Start

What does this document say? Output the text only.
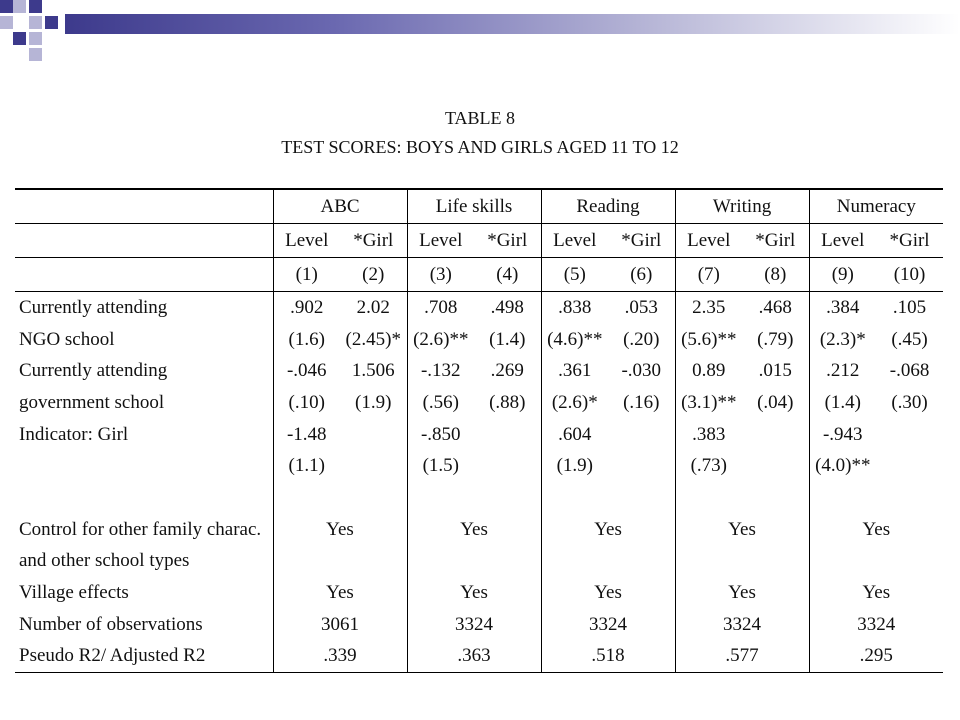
TABLE 8
TEST SCORES: BOYS AND GIRLS AGED 11 TO 12
	ABC		Life skills		Reading		Writing		Numeracy	
	Level	*Girl	Level	*Girl	Level	*Girl	Level	*Girl	Level	*Girl
	(1)	(2)	(3)	(4)	(5)	(6)	(7)	(8)	(9)	(10)
Currently attending	.902	2.02	.708	.498	.838	.053	2.35	.468	.384	.105
NGO school	(1.6)	(2.45)*	(2.6)**	(1.4)	(4.6)**	(.20)	(5.6)**	(.79)	(2.3)*	(.45)
Currently attending	-.046	1.506	-.132	.269	.361	-.030	0.89	.015	.212	-.068
government school	(.10)	(1.9)	(.56)	(.88)	(2.6)*	(.16)	(3.1)**	(.04)	(1.4)	(.30)
Indicator: Girl	-1.48		-.850		.604		.383		-.943	
	(1.1)		(1.5)		(1.9)		(.73)		(4.0)**	

Control for other family charac.	Yes		Yes		Yes		Yes		Yes	
and other school types										
Village effects	Yes		Yes		Yes		Yes		Yes	
Number of observations	3061		3324		3324		3324		3324	
Pseudo R2/ Adjusted R2	.339		.363		.518		.577		.295	
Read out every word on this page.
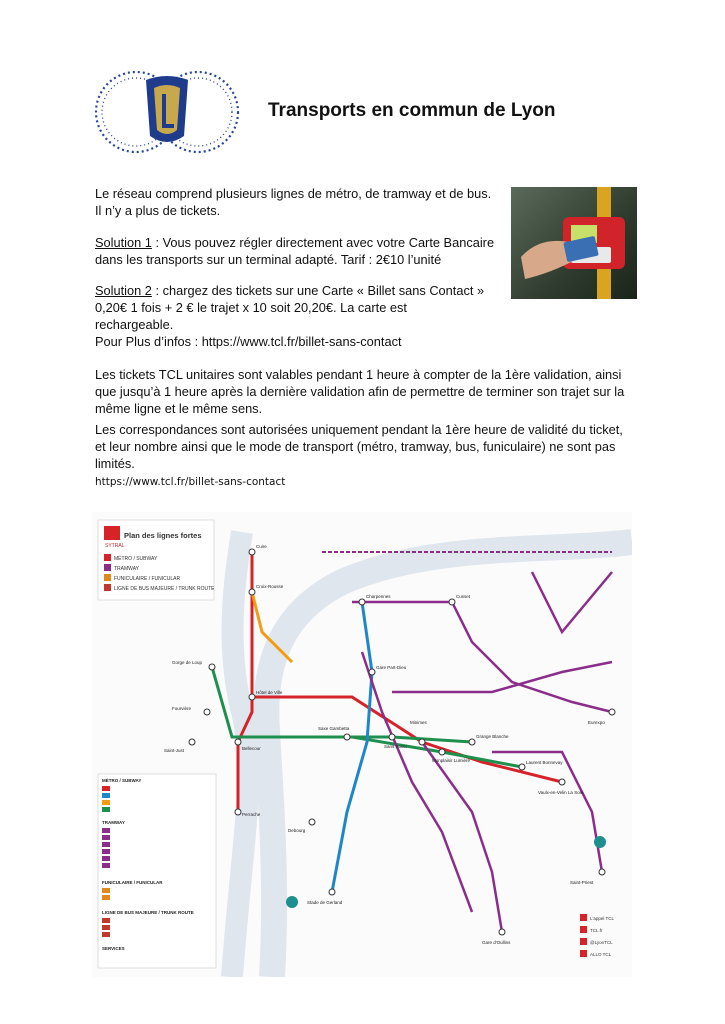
Transports en commun de Lyon

Le réseau comprend plusieurs lignes de métro, de tramway et de bus.
Il n’y a plus de tickets.

Solution 1 : Vous pouvez régler directement avec votre Carte Bancaire
dans les transports sur un terminal adapté. Tarif : 2€10 l’unité

Solution 2 : chargez des tickets sur une Carte « Billet sans Contact »
0,20€ 1 fois + 2 € le trajet x 10 soit 20,20€. La carte est
rechargeable.

Pour Plus d’infos : https://www.tcl.fr/billet-sans-contact

Les tickets TCL unitaires sont valables pendant 1 heure à compter de la 1ère validation, ainsi
que jusqu’à 1 heure après la dernière validation afin de permettre de terminer son trajet sur la
même ligne et le même sens.

Les correspondances sont autorisées uniquement pendant la 1ère heure de validité du ticket,
et leur nombre ainsi que le mode de transport (métro, tramway, bus, funiculaire) ne sont pas
limités.

https://www.tcl.fr/billet-sans-contact
SYTRAL
Plan des lignes fortes
MÉTRO / SUBWAY
TRAMWAY
FUNICULAIRE / FUNICULAR
LIGNE DE BUS MAJEURE / TRUNK ROUTE
Hôtel de Ville
Bellecour
Perrache
Gare Part-Dieu
Charpennes
Grange Blanche
Cusset
Stade de Gerland
Gorge de Loup
Saxe Gambetta
Sans Souci
Monplaisir Lumière
Croix-Rousse
Cuire
Laurent Bonnevay
Vaulx-en-Velin La Soie
Eurexpo
Saint-Priest
Saint-Just
Fourvière
Gare d'Oullins
Debourg
Minimes
MÉTRO / SUBWAY
TRAMWAY
FUNICULAIRE / FUNICULAR
LIGNE DE BUS MAJEURE / TRUNK ROUTE
SERVICES
L'appel TCL
TCL.fr
@LyonTCL
ALLO TCL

End

SHORT PROBLEM -> Retype every record above exactly as written, but leave out the pictures.

EXERCISE SOLUTION ->
What does this document say? Output the text only.
TABLE 8
TEST SCORES: BOYS AND GIRLS AGED 11 TO 12
	ABC		Life skills		Reading		Writing		Numeracy	
	Level	*Girl	Level	*Girl	Level	*Girl	Level	*Girl	Level	*Girl
	(1)	(2)	(3)	(4)	(5)	(6)	(7)	(8)	(9)	(10)
Currently attending	.902	2.02	.708	.498	.838	.053	2.35	.468	.384	.105
NGO school	(1.6)	(2.45)*	(2.6)**	(1.4)	(4.6)**	(.20)	(5.6)**	(.79)	(2.3)*	(.45)
Currently attending	-.046	1.506	-.132	.269	.361	-.030	0.89	.015	.212	-.068
government school	(.10)	(1.9)	(.56)	(.88)	(2.6)*	(.16)	(3.1)**	(.04)	(1.4)	(.30)
Indicator: Girl	-1.48		-.850		.604		.383		-.943	
	(1.1)		(1.5)		(1.9)		(.73)		(4.0)**	

Control for other family charac.	Yes		Yes		Yes		Yes		Yes	
and other school types										
Village effects	Yes		Yes		Yes		Yes		Yes	
Number of observations	3061		3324		3324		3324		3324	
Pseudo R2/ Adjusted R2	.339		.363		.518		.577		.295	
Read out every word on this page.
Transports en commun de Lyon

Le réseau comprend plusieurs lignes de métro, de tramway et de bus.
Il n’y a plus de tickets.

Solution 1 : Vous pouvez régler directement avec votre Carte Bancaire
dans les transports sur un terminal adapté. Tarif : 2€10 l’unité

Solution 2 : chargez des tickets sur une Carte « Billet sans Contact »
0,20€ 1 fois + 2 € le trajet x 10 soit 20,20€. La carte est
rechargeable.

Pour Plus d’infos : https://www.tcl.fr/billet-sans-contact

Les tickets TCL unitaires sont valables pendant 1 heure à compter de la 1ère validation, ainsi
que jusqu’à 1 heure après la dernière validation afin de permettre de terminer son trajet sur la
même ligne et le même sens.

Les correspondances sont autorisées uniquement pendant la 1ère heure de validité du ticket,
et leur nombre ainsi que le mode de transport (métro, tramway, bus, funiculaire) ne sont pas
limités.

https://www.tcl.fr/billet-sans-contact
SYTRAL
Plan des lignes fortes
MÉTRO / SUBWAY
TRAMWAY
FUNICULAIRE / FUNICULAR
LIGNE DE BUS MAJEURE / TRUNK ROUTE
Hôtel de Ville
Bellecour
Perrache
Gare Part-Dieu
Charpennes
Grange Blanche
Cusset
Stade de Gerland
Gorge de Loup
Saxe Gambetta
Sans Souci
Monplaisir Lumière
Croix-Rousse
Cuire
Laurent Bonnevay
Vaulx-en-Velin La Soie
Eurexpo
Saint-Priest
Saint-Just
Fourvière
Gare d'Oullins
Debourg
Minimes
MÉTRO / SUBWAY
TRAMWAY
FUNICULAIRE / FUNICULAR
LIGNE DE BUS MAJEURE / TRUNK ROUTE
SERVICES
L'appel TCL
TCL.fr
@LyonTCL
ALLO TCL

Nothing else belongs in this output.